OBJECTIVE: Repeat, word for word, the rows below that begin with the line containing "- cloud-segment: [409, 239, 426, 278]" and end with the line containing "- time-axis[interactable]: 9", including both of those lines.
**********
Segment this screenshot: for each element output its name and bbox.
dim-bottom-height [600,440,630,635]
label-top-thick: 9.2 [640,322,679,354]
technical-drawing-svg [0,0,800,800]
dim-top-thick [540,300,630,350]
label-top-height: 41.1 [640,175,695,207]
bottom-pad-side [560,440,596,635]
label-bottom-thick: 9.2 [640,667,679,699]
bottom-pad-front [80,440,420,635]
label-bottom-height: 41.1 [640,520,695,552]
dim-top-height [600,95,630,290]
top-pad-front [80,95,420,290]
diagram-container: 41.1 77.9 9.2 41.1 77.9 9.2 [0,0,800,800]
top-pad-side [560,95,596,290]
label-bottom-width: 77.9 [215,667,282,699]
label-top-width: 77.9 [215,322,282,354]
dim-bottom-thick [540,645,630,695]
**********
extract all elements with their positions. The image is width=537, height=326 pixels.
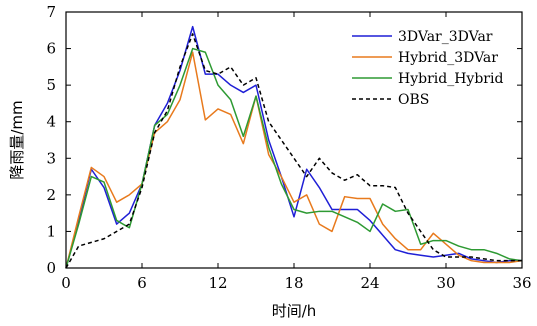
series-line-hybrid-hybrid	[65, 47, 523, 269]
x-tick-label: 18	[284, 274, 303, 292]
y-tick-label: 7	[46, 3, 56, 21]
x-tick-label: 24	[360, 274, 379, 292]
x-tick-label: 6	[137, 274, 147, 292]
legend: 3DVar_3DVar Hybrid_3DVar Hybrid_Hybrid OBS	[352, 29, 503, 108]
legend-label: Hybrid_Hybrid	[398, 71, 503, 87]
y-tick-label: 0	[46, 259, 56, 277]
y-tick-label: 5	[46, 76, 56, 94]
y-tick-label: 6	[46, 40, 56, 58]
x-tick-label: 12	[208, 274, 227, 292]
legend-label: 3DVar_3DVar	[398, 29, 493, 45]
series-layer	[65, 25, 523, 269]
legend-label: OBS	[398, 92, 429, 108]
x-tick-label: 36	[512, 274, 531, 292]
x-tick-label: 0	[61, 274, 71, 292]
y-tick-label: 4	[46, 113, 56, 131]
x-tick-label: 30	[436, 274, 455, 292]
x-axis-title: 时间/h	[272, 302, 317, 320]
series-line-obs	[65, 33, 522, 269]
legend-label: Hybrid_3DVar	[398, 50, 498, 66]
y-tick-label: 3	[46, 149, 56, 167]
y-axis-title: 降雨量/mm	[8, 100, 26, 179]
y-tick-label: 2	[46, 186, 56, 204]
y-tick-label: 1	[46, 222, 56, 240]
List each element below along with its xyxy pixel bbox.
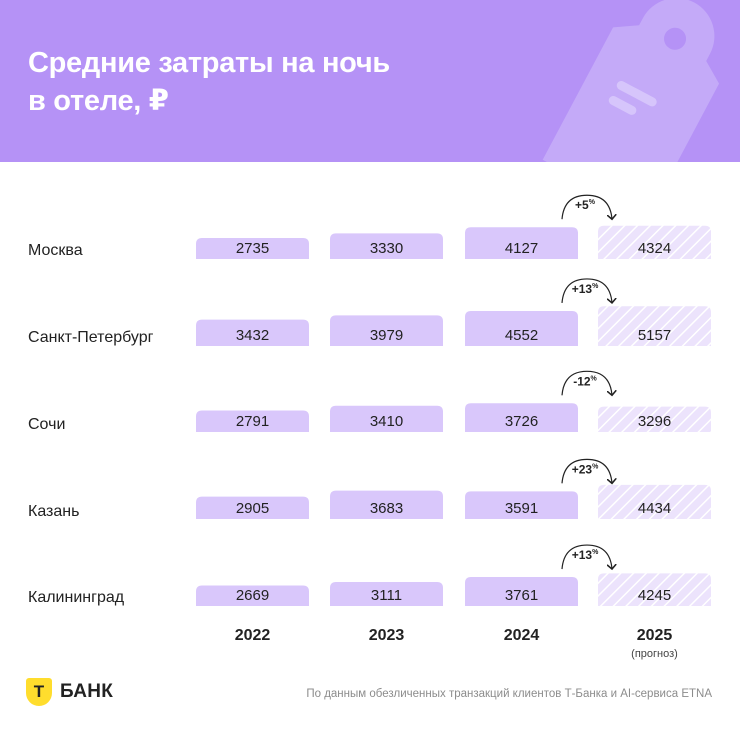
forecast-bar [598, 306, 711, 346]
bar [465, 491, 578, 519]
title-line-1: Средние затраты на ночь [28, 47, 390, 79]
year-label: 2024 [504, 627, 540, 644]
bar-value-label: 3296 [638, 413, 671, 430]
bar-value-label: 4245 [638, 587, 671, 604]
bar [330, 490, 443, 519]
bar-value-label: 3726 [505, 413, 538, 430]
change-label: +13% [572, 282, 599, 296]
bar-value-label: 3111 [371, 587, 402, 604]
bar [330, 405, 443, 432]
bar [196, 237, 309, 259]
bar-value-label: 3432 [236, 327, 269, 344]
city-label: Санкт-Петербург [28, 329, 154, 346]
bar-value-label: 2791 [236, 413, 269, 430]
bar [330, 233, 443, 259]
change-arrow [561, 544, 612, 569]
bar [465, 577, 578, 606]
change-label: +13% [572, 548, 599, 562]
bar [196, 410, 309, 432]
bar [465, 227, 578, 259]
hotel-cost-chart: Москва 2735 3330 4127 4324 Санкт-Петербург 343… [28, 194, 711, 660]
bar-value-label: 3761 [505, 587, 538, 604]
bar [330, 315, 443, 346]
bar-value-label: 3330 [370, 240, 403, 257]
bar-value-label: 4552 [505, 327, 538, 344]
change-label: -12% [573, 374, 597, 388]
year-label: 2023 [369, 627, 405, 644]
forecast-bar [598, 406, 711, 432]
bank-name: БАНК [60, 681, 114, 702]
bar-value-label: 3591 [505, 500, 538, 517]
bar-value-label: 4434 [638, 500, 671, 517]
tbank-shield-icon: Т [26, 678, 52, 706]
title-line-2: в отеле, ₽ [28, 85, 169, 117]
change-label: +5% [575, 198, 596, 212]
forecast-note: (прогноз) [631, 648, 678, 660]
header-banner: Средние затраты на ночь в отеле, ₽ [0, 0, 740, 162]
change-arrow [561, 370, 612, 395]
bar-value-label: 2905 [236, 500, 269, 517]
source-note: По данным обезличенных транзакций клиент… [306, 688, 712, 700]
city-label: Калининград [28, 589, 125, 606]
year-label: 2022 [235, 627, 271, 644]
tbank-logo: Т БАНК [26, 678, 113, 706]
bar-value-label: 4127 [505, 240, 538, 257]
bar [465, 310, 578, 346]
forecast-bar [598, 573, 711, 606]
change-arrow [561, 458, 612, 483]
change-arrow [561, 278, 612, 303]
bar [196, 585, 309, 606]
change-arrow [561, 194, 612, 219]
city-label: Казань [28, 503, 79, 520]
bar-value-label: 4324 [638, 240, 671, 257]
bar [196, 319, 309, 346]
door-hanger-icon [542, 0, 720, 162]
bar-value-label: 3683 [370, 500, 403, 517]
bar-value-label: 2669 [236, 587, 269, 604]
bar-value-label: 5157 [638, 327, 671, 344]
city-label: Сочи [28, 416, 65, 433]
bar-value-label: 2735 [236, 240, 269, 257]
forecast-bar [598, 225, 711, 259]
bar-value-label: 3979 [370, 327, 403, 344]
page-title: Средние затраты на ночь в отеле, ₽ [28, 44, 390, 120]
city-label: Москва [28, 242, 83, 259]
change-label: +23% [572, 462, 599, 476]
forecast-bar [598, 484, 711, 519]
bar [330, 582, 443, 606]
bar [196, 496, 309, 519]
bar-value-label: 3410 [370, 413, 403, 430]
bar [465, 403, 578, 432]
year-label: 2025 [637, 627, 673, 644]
**********
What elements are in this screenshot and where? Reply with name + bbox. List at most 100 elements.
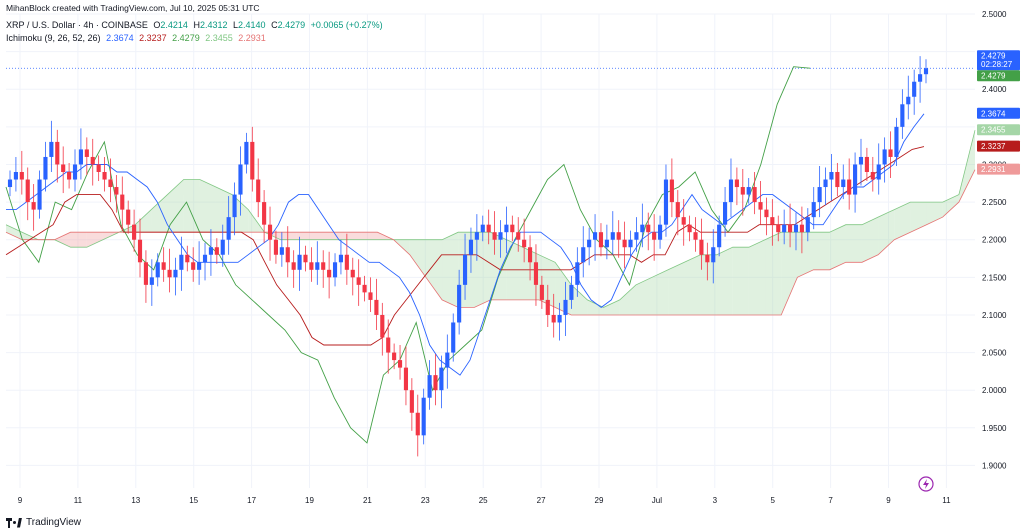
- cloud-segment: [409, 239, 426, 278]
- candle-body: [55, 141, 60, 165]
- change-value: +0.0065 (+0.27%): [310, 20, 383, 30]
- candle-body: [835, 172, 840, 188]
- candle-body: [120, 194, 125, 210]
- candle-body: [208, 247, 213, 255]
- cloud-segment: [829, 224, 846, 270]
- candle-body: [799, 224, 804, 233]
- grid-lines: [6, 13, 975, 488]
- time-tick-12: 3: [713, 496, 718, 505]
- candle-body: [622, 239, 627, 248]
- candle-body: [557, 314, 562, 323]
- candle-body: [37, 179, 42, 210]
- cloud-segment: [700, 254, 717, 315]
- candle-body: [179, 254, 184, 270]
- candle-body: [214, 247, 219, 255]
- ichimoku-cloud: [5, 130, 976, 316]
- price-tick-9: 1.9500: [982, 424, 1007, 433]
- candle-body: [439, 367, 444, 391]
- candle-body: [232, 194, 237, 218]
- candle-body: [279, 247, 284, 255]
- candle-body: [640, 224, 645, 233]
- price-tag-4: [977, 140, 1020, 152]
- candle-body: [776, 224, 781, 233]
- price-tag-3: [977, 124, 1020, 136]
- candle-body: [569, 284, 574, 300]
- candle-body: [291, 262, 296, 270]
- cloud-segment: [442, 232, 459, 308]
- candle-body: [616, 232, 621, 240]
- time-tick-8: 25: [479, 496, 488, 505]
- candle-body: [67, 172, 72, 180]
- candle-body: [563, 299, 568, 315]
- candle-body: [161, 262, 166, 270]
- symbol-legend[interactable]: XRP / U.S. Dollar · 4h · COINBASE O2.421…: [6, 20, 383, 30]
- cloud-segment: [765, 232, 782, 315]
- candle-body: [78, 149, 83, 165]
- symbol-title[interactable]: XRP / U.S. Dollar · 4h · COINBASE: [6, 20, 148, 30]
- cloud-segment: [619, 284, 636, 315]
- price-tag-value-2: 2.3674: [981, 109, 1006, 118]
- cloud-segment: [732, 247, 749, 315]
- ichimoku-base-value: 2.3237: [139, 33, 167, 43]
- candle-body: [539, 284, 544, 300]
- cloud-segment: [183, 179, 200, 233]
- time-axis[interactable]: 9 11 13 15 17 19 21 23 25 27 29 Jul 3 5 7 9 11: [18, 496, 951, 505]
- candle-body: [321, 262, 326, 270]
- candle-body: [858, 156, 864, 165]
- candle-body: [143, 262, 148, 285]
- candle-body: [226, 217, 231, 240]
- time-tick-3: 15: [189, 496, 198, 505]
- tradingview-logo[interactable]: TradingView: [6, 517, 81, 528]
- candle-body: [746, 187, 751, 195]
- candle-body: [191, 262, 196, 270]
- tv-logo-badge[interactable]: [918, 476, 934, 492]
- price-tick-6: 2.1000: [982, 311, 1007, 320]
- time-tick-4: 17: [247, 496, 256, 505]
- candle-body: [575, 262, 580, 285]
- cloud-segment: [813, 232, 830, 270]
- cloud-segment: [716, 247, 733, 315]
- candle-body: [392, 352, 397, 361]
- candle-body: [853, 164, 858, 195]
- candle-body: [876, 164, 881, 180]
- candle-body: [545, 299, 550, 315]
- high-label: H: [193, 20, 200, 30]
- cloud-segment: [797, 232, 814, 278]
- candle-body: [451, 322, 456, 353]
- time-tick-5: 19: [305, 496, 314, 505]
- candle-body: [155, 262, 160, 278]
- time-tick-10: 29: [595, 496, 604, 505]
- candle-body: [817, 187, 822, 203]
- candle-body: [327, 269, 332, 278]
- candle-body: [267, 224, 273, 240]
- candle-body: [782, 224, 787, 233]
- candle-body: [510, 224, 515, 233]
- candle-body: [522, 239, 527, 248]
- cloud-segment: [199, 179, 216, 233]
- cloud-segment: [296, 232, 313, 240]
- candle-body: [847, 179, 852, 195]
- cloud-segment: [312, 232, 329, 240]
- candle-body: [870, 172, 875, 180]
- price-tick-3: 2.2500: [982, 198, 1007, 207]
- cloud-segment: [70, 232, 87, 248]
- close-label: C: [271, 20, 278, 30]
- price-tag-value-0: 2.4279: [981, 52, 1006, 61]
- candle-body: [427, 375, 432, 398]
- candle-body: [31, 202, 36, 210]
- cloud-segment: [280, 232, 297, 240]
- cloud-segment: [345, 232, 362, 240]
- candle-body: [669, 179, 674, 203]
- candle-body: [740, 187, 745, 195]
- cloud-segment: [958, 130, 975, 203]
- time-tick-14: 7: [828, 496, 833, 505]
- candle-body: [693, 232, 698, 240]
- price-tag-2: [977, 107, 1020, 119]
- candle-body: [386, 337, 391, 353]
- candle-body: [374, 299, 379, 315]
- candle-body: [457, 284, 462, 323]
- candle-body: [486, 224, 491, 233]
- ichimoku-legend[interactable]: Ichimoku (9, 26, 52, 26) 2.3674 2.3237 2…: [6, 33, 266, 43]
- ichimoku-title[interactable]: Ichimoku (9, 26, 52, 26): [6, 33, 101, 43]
**********
PROBLEM SOLUTION:
- cloud-segment: [409, 239, 426, 278]
- candle-body: [55, 141, 60, 165]
- change-value: +0.0065 (+0.27%): [310, 20, 383, 30]
- candle-body: [835, 172, 840, 188]
- candle-body: [120, 194, 125, 210]
- candle-body: [208, 247, 213, 255]
- cloud-segment: [829, 224, 846, 270]
- candle-body: [799, 224, 804, 233]
- grid-lines: [6, 13, 975, 488]
- time-tick-12: 3: [713, 496, 718, 505]
- candle-body: [622, 239, 627, 248]
- candle-body: [557, 314, 562, 323]
- candle-body: [37, 179, 42, 210]
- cloud-segment: [700, 254, 717, 315]
- candle-body: [179, 254, 184, 270]
- candle-body: [214, 247, 219, 255]
- ichimoku-cloud: [5, 130, 976, 316]
- price-tick-9: 1.9500: [982, 424, 1007, 433]
- candle-body: [439, 367, 444, 391]
- candle-body: [232, 194, 237, 218]
- candle-body: [279, 247, 284, 255]
- candle-body: [640, 224, 645, 233]
- price-tag-4: [977, 140, 1020, 152]
- candle-body: [776, 224, 781, 233]
- price-tag-3: [977, 124, 1020, 136]
- candle-body: [569, 284, 574, 300]
- candle-body: [291, 262, 296, 270]
- cloud-segment: [442, 232, 459, 308]
- candle-body: [616, 232, 621, 240]
- time-tick-8: 25: [479, 496, 488, 505]
- candle-body: [67, 172, 72, 180]
- candle-body: [563, 299, 568, 315]
- candle-body: [161, 262, 166, 270]
- symbol-legend[interactable]: XRP / U.S. Dollar · 4h · COINBASE O2.421…: [6, 20, 383, 30]
- cloud-segment: [765, 232, 782, 315]
- candle-body: [78, 149, 83, 165]
- symbol-title[interactable]: XRP / U.S. Dollar · 4h · COINBASE: [6, 20, 148, 30]
- cloud-segment: [619, 284, 636, 315]
- price-tag-value-2: 2.3674: [981, 109, 1006, 118]
- cloud-segment: [732, 247, 749, 315]
- ichimoku-base-value: 2.3237: [139, 33, 167, 43]
- candle-body: [539, 284, 544, 300]
- cloud-segment: [183, 179, 200, 233]
- time-axis[interactable]: 9 11 13 15 17 19 21 23 25 27 29 Jul 3 5 7 9 11: [18, 496, 951, 505]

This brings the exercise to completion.